▼▼▼

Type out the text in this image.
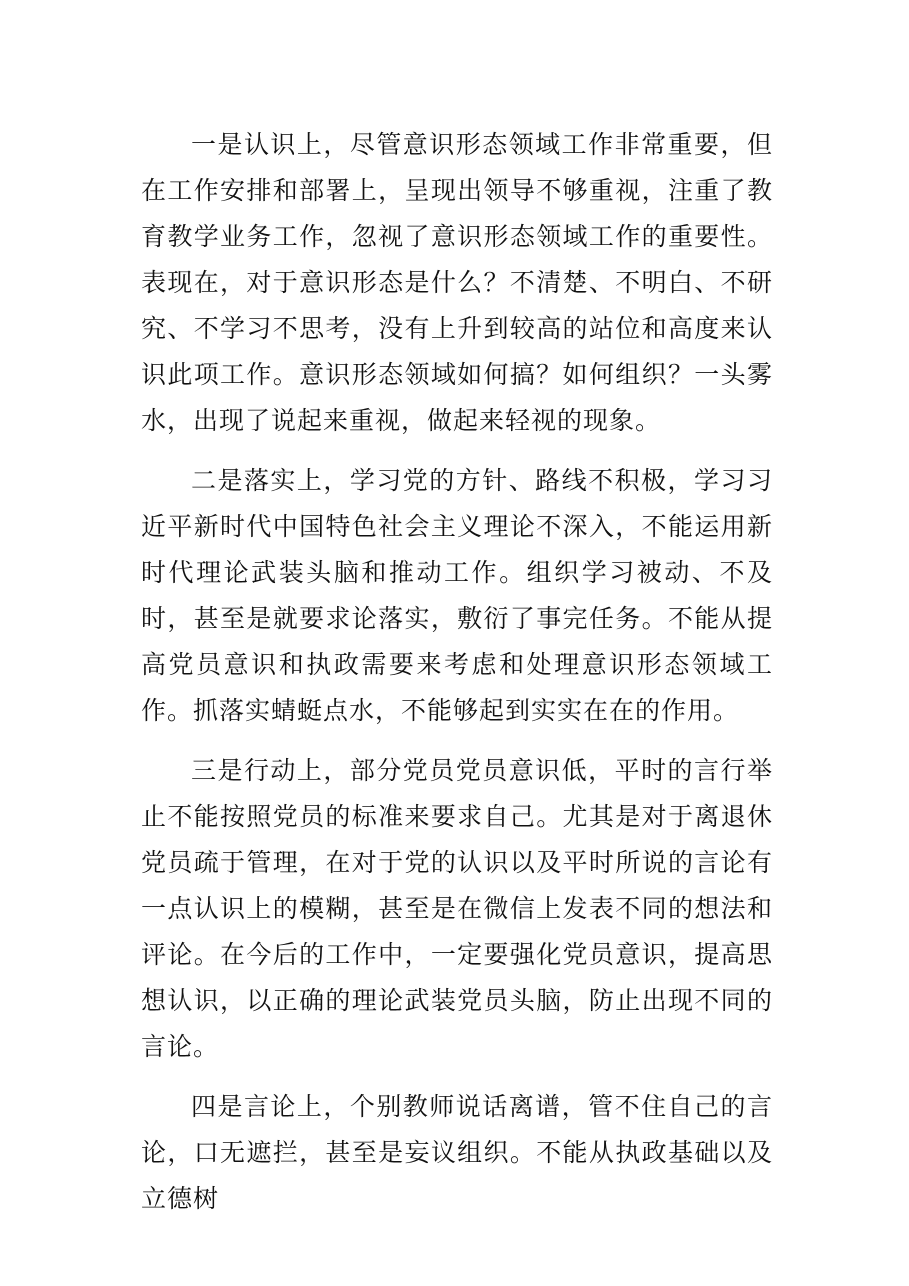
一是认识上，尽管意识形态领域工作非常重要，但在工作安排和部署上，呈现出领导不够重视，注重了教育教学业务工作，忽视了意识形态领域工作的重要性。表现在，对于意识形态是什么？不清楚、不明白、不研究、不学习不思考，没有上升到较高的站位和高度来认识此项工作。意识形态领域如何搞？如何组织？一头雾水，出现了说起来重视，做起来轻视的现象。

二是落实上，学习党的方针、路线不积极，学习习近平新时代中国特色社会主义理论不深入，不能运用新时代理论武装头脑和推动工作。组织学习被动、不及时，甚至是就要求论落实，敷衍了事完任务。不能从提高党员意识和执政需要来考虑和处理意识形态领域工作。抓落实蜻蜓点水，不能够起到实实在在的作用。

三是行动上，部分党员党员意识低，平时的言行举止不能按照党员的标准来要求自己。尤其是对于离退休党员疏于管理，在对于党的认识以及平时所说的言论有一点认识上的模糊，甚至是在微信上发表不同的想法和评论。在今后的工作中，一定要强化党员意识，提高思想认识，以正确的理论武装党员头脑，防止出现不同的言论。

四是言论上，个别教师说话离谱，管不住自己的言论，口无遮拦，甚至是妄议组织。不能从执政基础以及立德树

▲▲▲

» **Your instructions**
Keep every word of the data as it is when you write it out, but drop the pictures.

» **Response for this exercise**
Type out the text in this image.
一是认识上，尽管意识形态领域工作非常重要，但在工作安排和部署上，呈现出领导不够重视，注重了教育教学业务工作，忽视了意识形态领域工作的重要性。表现在，对于意识形态是什么？不清楚、不明白、不研究、不学习不思考，没有上升到较高的站位和高度来认识此项工作。意识形态领域如何搞？如何组织？一头雾水，出现了说起来重视，做起来轻视的现象。

二是落实上，学习党的方针、路线不积极，学习习近平新时代中国特色社会主义理论不深入，不能运用新时代理论武装头脑和推动工作。组织学习被动、不及时，甚至是就要求论落实，敷衍了事完任务。不能从提高党员意识和执政需要来考虑和处理意识形态领域工作。抓落实蜻蜓点水，不能够起到实实在在的作用。

三是行动上，部分党员党员意识低，平时的言行举止不能按照党员的标准来要求自己。尤其是对于离退休党员疏于管理，在对于党的认识以及平时所说的言论有一点认识上的模糊，甚至是在微信上发表不同的想法和评论。在今后的工作中，一定要强化党员意识，提高思想认识，以正确的理论武装党员头脑，防止出现不同的言论。

四是言论上，个别教师说话离谱，管不住自己的言论，口无遮拦，甚至是妄议组织。不能从执政基础以及立德树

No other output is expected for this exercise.